Objectif a: Extrayez telles quelles, dans les enregistrements, les lignes situées entre celle qui contient "image-icon xyxy=(742,568,759,590)" et celle qui contient "brand-title[interactable]: Document Processor", ces deux lignes comprises.

Texte fourni:
CA Versailles, 15e ch., 29 juin 1993, n° 7342-92

VERSAILLES

Arrêt

Infirmation

PARTIES

Demandeur :

Demay

Défendeur :

Chavanne de Dalmassy (ès qual.), FNGS-GARP

COMPOSITION DE LA JURIDICTION

Président :

M. Salomon

Conseillers :

Mmes Brady, Weill

Avoué :

SCP Hadengue

Avocats :

Mes Weill, Pinard.

Cons. Prud'h. Saint-Germain en Laye, du …

18 mai 1992

LA COUR : - Monsieur Pascal Demay est régulièrement appelant d'un jugement du Conseil de Prud'hommes de Saint Germain en Laye, qui le 18 mai 1992, a considéré, qu'à la suite de sa démission, le 6 mai 1990, de sa fonction de chef de produit qu'il exerçait depuis le 20 octobre 1986 au sein de la SA U et P, et par la suite de son poste d'administrateur, il avait créé une société concurrente et commercialisé des produits dont elle avait l'exclusivité sur le territoire français ; qu'il s'était donc rendu coupable d'un détournement de la clientèle au préjudice de son employeur. Il a été condamné à verser à ce dernier 300.000 F au titre de concurrence déloyale pendant l'exécution de son contrat de travail et 3.000 F sur le fondement de l'article 700 du Nouveau code de Procédure Civile.

Depuis le prononcé du jugement, la SA U et P a été mise en liquidation judiciaire, d'où la présence aux débats de Me Chavanne de Dalmassy, en qualité de mandataire liquidateur et du GARP.

Au soutien de son appel, visant à l'infirmation du jugement et à l'octroi de 8.000 frs sur le fondement de l'article 700 du Nouveau code de Procédure Civile , Monsieur Demay fait valoir :

1) qu'il n'a commis aucun acte de concurrence déloyale durant l'exécution de son contrat de travail, comme le lui reproche le Conseil de Prud'hommes, par suite de l'accord des parties de convenir du 8 juin 1990 comme date de la cessation du contrat de travail, date libératoire à son égard des obligations issues de ce contrat, qui ne comportait aucune clause de non-concurrence ;

2) que pour les faits postérieurs au 8 juin 1990, la juridiction prud'homale devait se déclarer incompétente ;

3) que, subsidiairement, en ce cas, l'action pourrait trouver son fondement dans les dispositions de l'article 1382 du Code Civil impliquant une faute, un préjudice et un lien de causalité entre eux ; qu'ayant retrouvé sa liberté de travail, il pouvait exercer une activité concurrente sauf l'emploi par lui de moyens illégaux, de manœuvres ou de procédés frauduleux, non prouvés en l'espèce.

Le mandataire liquidateur, reprenant l'argumentation déjà exposée devant le premiers juges, consistant principalement à affirmer qu'en l'absence de toute dispense pour le salarié d'effectuer l'intégralité de son préavis, le contrat de travail n'était pas rompu lorsqu'il a créé en juillet 1990 sa propre société, la SARL Kokanee, sollicite la confirmation du jugement, demande à laquelle s'associe le GARP.

Enregistrements fournis:
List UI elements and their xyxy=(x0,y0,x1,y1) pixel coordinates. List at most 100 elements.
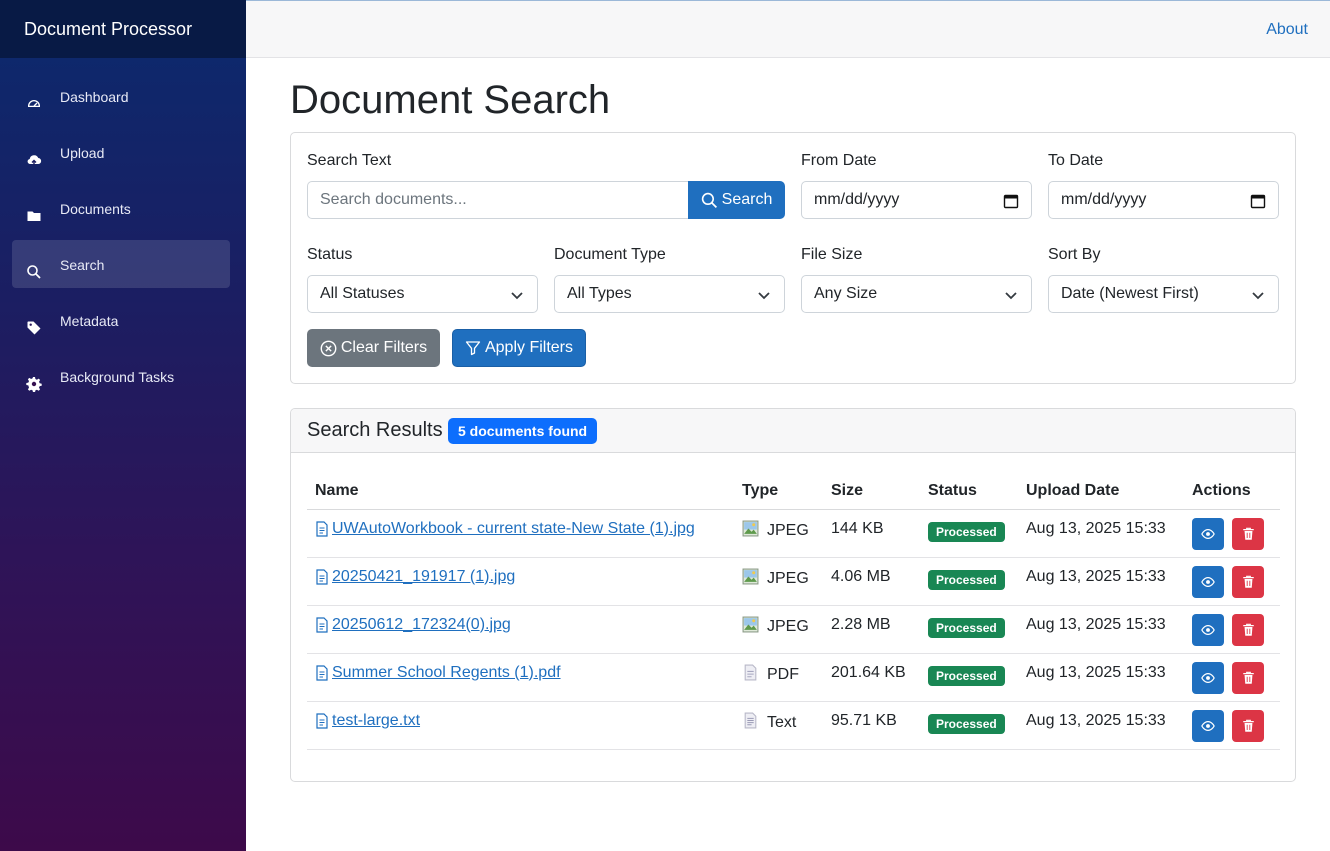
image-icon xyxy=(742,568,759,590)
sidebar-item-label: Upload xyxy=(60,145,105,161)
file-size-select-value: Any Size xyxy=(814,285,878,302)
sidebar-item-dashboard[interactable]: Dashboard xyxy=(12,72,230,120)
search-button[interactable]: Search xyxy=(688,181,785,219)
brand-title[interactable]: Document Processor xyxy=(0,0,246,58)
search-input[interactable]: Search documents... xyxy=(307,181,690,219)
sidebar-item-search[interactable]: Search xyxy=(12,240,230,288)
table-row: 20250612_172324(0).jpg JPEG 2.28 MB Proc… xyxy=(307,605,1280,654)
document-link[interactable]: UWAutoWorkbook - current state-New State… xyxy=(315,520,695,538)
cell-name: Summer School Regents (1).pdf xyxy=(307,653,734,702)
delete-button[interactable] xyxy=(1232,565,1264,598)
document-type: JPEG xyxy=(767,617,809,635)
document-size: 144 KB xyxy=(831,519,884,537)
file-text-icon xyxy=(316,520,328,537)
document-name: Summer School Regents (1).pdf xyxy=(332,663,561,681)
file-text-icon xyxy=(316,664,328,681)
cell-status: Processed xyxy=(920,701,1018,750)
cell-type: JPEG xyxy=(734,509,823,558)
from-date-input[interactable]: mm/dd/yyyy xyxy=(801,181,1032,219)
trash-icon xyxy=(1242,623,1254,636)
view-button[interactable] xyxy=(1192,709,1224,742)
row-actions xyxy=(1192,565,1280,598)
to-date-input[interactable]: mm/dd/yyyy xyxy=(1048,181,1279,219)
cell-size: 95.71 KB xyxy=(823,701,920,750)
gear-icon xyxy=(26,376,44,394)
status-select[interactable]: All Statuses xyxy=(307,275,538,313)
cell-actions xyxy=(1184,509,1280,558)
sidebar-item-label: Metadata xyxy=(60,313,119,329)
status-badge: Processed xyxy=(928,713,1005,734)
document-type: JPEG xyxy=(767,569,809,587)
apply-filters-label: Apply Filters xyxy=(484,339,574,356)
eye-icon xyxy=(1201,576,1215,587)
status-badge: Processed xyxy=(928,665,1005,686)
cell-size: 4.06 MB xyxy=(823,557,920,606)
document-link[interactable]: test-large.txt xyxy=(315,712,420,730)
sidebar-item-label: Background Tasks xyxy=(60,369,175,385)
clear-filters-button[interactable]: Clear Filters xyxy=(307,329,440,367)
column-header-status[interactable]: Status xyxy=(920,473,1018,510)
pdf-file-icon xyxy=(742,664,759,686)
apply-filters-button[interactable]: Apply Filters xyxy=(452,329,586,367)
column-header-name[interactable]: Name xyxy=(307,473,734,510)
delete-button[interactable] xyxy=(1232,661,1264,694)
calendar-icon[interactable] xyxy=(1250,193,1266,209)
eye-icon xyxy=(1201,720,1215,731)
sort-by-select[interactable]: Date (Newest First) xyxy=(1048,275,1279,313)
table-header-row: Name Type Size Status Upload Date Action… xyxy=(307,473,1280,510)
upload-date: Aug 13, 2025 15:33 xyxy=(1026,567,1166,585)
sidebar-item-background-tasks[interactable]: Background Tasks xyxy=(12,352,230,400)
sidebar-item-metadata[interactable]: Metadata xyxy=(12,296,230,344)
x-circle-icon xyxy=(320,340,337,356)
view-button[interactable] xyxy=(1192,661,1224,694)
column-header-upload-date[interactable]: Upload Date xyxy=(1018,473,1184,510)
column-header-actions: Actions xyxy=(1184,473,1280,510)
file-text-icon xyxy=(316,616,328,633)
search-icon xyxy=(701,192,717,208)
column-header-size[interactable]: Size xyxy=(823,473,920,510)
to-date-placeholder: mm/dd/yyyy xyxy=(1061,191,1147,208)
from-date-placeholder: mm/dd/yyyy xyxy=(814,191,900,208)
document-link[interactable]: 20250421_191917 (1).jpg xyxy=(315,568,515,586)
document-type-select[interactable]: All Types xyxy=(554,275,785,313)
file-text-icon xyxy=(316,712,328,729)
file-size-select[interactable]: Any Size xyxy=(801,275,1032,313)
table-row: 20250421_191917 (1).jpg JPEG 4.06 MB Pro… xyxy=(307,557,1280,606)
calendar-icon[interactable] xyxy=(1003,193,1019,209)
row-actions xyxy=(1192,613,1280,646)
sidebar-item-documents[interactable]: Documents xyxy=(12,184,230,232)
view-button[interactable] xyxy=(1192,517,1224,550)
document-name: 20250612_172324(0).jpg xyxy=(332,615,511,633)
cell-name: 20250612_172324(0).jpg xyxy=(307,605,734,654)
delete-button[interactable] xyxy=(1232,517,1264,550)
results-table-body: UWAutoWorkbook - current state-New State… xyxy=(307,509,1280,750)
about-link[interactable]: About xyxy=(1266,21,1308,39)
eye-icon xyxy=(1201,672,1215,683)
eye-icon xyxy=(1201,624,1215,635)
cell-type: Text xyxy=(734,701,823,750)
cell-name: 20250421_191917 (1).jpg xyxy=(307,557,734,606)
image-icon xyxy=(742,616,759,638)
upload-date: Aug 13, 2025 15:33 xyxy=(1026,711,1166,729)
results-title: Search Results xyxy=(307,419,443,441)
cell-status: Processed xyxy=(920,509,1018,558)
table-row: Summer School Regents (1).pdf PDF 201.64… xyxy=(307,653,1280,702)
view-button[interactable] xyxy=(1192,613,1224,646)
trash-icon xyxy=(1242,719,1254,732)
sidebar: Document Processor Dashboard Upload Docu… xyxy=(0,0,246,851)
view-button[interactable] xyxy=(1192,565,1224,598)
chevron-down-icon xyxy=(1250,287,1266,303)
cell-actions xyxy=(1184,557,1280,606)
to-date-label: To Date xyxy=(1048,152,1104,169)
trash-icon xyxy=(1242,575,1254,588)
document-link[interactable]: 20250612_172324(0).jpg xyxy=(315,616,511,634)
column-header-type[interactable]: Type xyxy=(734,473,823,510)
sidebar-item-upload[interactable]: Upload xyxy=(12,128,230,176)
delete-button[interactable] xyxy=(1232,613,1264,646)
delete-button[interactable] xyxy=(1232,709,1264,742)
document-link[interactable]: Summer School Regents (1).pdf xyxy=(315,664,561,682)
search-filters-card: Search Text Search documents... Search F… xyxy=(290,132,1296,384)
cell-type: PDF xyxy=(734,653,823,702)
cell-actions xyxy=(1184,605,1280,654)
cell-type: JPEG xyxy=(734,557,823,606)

--

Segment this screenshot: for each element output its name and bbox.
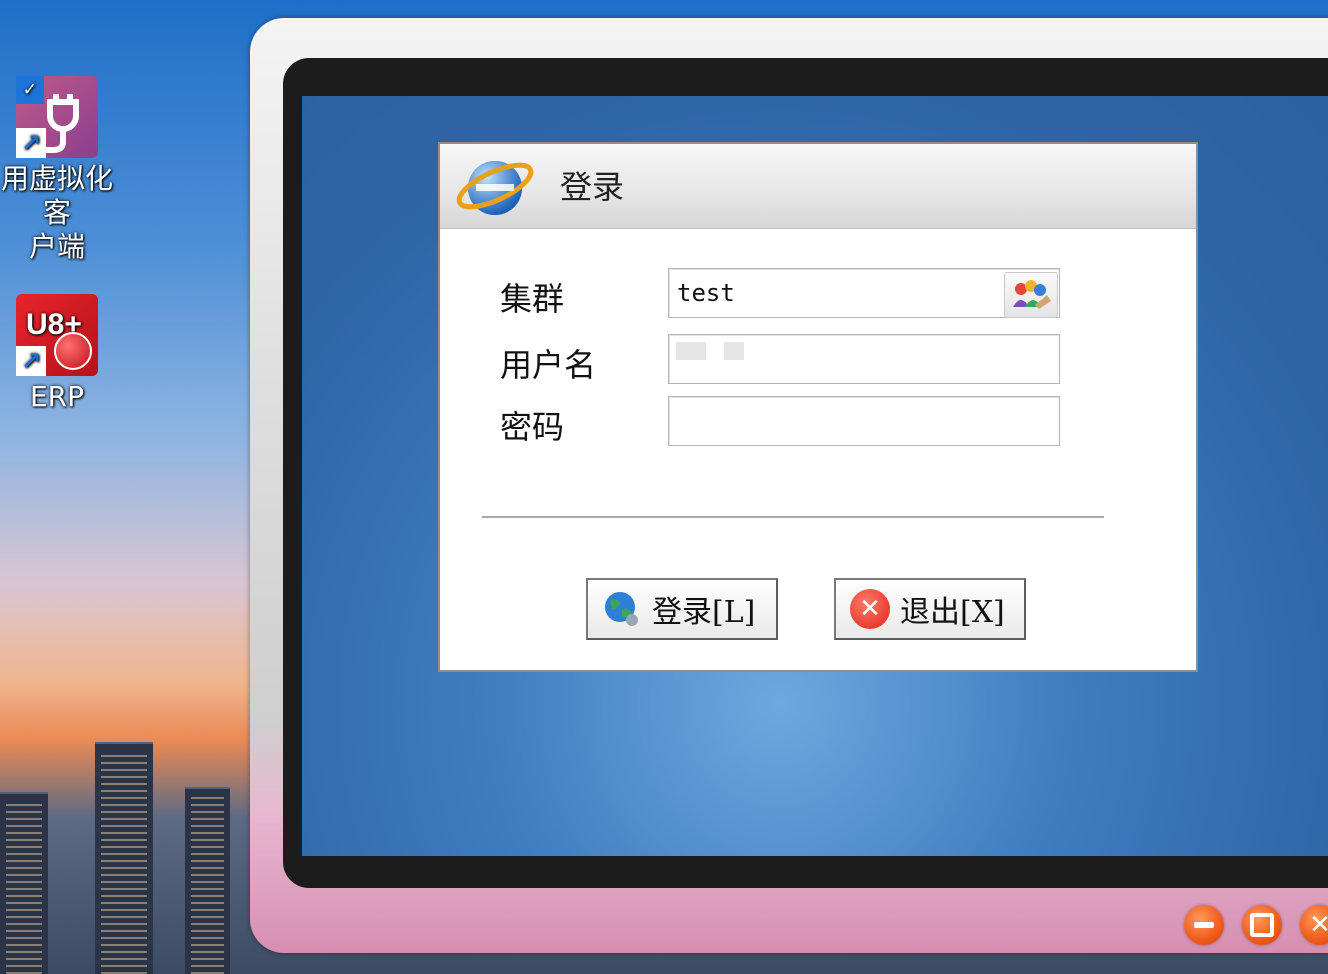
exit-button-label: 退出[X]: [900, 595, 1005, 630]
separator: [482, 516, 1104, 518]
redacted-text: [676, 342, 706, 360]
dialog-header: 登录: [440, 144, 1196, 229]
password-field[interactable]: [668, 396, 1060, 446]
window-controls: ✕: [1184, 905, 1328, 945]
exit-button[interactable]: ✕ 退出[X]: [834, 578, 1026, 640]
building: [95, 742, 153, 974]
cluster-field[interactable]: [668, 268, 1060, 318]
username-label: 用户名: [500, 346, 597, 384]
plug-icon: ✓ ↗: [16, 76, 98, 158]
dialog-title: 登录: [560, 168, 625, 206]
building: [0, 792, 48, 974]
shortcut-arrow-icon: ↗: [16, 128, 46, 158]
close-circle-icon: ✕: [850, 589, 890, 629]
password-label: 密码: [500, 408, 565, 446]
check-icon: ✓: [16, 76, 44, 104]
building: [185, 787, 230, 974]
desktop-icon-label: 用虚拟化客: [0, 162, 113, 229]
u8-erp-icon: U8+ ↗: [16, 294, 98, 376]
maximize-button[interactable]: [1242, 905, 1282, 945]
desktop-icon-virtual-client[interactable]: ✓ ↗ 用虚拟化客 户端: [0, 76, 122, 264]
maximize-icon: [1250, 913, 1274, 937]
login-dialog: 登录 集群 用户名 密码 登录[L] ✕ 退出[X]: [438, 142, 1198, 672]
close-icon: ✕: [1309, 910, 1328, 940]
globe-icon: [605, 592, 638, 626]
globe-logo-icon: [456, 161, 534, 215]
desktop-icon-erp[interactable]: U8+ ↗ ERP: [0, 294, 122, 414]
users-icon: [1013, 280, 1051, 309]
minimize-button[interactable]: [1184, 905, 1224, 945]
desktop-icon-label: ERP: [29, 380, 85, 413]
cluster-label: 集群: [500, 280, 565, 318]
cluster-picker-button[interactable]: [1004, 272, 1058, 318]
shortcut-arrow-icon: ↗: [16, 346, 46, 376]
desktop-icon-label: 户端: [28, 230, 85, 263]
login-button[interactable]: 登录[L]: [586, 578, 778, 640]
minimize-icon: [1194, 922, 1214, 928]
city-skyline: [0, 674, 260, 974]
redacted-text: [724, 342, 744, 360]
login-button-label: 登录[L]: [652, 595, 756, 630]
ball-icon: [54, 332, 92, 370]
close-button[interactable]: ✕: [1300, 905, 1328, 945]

Objectif b:
Répondez aux questions suivantes d'après l'arrêt de la cour d'appel de Versailles :
(i) À quelle date M. Demay a-t-il démissionné de sa fonction de chef de produit ?
(ii) Quelle somme M. Demay sollicite-t-il en appel sur le fondement de l'article 700 du Nouveau code de Procédure Civile ?
(iii) Quel est le nom de la société créée par M. Demay en juillet 1990 ?

Réponse finale a:
image-icon xyxy=(742,568,759,590)
sidebar-item-label: Upload xyxy=(60,145,105,161)
file-size-select-value: Any Size xyxy=(814,285,878,302)
sidebar-item-dashboard[interactable]: Dashboard xyxy=(12,72,230,120)
search-button[interactable]: Search xyxy=(688,181,785,219)
brand-title[interactable]: Document Processor xyxy=(0,0,246,58)

Réponse finale b:
(i) Le 6 mai 1990.
(ii) 8.000 francs.
(iii) La SARL Kokanee.